Task goal: Work out how many lines of the records contain "marker". Answer with the number and nothing else.

Material for the task:
((
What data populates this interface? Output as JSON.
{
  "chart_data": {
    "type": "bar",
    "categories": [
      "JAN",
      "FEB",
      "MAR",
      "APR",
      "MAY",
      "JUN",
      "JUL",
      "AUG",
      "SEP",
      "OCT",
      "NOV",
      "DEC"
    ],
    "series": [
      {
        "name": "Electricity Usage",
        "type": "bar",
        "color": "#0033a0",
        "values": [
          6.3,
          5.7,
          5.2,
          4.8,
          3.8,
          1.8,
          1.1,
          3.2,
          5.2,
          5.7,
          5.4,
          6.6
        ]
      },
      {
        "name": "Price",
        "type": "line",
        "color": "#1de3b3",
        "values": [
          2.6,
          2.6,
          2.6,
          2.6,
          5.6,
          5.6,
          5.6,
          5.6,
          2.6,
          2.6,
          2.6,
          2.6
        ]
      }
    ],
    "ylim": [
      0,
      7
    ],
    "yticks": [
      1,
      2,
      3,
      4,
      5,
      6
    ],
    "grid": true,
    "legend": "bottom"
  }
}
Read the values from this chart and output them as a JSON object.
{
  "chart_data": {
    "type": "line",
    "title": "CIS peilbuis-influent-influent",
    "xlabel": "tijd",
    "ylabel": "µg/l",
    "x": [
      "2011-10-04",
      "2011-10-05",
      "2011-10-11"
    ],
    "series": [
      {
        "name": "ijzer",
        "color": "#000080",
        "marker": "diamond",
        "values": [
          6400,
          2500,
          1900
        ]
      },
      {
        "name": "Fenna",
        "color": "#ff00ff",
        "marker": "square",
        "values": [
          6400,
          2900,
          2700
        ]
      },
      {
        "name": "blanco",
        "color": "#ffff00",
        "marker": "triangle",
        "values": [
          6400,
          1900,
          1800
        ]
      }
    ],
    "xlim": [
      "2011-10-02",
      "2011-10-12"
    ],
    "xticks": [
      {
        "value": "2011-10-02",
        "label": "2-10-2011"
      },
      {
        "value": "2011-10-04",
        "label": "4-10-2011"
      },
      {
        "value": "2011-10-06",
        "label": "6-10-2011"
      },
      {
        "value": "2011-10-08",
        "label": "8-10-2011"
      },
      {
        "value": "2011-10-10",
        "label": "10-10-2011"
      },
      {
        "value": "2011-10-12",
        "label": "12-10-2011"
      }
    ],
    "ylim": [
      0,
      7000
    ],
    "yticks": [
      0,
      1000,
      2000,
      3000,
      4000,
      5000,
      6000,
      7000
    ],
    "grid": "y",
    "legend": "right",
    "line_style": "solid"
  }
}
))
Solution: 3